## start Rows
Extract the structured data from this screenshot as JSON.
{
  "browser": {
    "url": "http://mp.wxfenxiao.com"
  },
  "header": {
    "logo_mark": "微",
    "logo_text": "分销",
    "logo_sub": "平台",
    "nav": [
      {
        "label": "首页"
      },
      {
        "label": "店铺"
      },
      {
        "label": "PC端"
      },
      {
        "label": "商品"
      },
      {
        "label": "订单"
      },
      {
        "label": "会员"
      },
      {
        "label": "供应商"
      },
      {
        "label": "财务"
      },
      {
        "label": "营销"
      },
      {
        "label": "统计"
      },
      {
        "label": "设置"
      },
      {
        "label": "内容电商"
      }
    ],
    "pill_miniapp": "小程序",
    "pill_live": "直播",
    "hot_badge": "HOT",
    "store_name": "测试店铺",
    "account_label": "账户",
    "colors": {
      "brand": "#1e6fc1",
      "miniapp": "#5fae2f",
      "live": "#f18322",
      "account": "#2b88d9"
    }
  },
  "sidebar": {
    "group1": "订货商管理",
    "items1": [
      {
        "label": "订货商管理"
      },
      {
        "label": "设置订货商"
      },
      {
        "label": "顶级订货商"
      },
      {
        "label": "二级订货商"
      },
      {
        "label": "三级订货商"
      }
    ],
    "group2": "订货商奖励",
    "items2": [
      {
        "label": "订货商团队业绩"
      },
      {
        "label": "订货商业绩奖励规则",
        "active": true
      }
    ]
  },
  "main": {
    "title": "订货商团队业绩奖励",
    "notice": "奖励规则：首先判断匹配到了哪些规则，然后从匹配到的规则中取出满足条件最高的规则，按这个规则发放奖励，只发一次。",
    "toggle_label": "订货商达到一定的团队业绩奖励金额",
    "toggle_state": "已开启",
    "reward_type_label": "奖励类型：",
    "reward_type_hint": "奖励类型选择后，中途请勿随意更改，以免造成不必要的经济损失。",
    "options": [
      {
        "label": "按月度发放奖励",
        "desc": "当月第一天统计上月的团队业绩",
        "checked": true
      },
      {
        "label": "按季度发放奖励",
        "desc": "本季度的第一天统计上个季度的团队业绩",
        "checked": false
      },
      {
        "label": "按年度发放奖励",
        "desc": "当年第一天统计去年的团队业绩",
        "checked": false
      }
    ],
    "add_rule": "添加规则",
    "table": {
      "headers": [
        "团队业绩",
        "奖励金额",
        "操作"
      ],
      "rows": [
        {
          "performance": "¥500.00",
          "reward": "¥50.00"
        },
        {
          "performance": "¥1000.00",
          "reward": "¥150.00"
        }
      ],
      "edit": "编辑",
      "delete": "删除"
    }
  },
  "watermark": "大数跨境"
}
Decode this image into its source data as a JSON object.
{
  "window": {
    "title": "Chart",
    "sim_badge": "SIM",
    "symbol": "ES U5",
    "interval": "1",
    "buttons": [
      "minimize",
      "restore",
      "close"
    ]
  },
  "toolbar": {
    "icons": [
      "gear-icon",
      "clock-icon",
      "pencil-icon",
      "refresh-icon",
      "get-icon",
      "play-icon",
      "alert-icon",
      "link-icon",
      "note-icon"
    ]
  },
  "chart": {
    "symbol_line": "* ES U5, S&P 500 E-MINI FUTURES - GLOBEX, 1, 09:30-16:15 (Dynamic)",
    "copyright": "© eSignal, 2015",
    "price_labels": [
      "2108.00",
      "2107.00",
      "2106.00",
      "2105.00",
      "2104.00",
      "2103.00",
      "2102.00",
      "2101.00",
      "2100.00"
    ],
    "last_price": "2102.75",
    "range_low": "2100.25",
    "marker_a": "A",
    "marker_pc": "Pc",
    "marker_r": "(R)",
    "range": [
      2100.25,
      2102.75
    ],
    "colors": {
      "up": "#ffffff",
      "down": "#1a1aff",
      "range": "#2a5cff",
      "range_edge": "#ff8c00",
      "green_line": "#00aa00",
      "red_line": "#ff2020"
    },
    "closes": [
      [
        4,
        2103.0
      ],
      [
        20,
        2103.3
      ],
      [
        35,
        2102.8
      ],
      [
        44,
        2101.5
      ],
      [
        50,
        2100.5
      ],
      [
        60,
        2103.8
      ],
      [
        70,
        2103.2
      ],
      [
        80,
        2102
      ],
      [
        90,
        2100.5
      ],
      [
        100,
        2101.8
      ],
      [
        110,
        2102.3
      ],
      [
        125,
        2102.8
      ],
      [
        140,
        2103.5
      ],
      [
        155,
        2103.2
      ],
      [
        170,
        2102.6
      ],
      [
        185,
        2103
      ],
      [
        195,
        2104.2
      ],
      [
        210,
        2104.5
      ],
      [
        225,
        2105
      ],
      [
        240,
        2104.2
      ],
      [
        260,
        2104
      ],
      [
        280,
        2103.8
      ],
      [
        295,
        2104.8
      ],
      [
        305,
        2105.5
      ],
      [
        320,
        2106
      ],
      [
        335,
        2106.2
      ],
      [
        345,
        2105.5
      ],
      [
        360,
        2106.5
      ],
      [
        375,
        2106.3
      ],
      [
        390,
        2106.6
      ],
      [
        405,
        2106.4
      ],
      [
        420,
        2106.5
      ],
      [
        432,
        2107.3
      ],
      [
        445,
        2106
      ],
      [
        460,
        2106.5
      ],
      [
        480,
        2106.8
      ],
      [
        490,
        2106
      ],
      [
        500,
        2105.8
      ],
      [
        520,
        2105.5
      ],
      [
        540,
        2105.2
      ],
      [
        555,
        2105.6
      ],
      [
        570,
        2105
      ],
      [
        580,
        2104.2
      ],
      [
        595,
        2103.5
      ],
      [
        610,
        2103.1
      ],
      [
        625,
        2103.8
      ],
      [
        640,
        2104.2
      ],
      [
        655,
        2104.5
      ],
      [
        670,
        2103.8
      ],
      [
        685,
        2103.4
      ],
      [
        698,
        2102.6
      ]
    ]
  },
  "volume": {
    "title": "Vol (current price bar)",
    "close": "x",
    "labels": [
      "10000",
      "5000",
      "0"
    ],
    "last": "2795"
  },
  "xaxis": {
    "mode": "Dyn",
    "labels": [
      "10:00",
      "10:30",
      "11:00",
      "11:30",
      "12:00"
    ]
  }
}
## end Rows
**Task description:**
Count the lines of the data that include the string "JSON", and give only that number.

**Final answer:**
2